** What to do **
Check each line of the listing for the word "this" and give only the number of lines that have it.

-------

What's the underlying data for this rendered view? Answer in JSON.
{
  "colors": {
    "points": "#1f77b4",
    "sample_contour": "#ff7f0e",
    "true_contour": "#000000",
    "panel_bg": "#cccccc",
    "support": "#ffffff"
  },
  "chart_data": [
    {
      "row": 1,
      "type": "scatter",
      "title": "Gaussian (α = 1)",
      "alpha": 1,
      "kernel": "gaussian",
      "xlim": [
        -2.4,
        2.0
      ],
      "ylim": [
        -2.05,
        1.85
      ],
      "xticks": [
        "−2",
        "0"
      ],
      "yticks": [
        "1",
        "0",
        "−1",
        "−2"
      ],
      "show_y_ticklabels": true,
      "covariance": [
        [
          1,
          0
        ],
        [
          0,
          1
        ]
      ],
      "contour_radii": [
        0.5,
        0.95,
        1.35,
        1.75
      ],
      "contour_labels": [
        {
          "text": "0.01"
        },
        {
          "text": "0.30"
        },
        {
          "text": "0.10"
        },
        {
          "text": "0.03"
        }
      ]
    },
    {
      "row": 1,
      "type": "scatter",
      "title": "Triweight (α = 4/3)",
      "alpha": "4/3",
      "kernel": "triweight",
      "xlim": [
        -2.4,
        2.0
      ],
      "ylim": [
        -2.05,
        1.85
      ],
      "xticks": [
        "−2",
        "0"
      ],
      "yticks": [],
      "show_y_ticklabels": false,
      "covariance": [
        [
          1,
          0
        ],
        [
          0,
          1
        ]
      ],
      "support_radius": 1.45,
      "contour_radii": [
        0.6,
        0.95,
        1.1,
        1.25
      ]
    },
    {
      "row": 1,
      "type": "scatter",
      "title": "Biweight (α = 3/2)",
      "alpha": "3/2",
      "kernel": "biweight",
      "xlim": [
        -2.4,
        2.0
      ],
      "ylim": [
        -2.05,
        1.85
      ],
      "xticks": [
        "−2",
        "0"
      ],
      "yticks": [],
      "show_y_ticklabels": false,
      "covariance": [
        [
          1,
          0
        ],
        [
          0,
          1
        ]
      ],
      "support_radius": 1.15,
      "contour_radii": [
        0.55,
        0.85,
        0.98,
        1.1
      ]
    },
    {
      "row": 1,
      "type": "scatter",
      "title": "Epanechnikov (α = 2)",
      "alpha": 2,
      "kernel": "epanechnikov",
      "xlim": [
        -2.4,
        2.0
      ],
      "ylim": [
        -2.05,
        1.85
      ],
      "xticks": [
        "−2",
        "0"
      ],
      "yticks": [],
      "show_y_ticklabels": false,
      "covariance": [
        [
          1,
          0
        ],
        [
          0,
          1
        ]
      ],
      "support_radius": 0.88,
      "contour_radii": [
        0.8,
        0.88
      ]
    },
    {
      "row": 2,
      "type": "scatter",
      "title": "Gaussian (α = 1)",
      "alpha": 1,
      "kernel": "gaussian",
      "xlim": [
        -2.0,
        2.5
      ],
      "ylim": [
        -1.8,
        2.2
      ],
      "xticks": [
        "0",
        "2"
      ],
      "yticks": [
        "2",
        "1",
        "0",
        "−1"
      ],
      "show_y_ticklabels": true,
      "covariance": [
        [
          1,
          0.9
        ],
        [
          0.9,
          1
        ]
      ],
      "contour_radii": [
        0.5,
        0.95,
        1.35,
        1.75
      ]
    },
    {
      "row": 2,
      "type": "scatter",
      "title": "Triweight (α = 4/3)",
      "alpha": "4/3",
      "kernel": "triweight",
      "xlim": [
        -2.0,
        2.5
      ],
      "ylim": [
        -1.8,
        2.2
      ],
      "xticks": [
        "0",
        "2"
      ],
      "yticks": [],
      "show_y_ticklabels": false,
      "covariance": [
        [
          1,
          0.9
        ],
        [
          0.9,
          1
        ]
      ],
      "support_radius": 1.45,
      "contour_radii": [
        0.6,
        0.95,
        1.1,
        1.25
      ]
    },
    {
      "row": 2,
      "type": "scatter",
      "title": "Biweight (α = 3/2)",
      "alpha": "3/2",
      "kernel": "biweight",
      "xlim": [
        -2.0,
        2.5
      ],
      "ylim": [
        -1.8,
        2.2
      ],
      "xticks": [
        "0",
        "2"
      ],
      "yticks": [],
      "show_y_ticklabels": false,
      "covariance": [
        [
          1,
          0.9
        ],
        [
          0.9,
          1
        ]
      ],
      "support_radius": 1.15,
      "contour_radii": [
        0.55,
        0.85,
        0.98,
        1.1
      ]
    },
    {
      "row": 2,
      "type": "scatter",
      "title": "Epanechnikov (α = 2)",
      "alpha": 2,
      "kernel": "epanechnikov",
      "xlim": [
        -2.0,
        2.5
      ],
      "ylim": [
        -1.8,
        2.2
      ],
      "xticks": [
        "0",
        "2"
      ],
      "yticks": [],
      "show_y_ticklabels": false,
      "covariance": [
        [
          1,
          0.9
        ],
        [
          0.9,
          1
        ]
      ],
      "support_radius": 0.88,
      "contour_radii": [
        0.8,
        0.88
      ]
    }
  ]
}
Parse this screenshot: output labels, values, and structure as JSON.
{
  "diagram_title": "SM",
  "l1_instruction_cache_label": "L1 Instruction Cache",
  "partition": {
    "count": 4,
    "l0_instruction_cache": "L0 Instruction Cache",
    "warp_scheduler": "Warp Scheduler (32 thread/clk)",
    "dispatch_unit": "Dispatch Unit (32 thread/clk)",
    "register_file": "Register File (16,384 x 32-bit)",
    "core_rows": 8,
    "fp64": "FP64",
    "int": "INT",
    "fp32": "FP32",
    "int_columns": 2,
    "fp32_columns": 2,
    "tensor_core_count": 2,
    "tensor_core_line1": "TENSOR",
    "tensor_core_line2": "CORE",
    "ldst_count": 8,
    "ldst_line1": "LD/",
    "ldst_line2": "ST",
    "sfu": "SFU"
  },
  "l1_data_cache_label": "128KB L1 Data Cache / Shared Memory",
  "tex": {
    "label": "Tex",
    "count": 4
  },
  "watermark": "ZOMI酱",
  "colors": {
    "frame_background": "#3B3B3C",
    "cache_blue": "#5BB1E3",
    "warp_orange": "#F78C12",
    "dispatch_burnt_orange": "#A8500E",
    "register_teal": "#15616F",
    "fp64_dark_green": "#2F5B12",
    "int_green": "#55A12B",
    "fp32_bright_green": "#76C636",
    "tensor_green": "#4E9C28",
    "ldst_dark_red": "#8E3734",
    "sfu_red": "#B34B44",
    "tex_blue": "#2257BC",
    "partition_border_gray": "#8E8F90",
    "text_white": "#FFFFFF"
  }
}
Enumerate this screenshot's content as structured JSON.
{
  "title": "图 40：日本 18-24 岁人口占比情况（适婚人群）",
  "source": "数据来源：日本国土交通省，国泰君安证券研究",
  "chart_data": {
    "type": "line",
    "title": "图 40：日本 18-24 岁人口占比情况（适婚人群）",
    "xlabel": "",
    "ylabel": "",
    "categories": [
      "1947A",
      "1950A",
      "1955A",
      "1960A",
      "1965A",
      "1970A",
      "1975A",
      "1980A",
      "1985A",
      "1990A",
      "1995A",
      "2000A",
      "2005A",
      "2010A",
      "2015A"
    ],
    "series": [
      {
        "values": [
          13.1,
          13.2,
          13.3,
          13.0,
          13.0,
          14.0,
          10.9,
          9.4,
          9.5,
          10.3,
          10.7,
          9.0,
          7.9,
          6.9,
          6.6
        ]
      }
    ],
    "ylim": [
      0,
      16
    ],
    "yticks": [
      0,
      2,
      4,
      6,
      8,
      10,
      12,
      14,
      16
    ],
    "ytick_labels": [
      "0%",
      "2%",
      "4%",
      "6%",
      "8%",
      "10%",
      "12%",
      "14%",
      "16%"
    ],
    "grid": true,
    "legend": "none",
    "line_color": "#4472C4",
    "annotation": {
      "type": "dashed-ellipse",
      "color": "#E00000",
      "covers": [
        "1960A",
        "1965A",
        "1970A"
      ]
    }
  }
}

-------

** Solution to the exercise **
3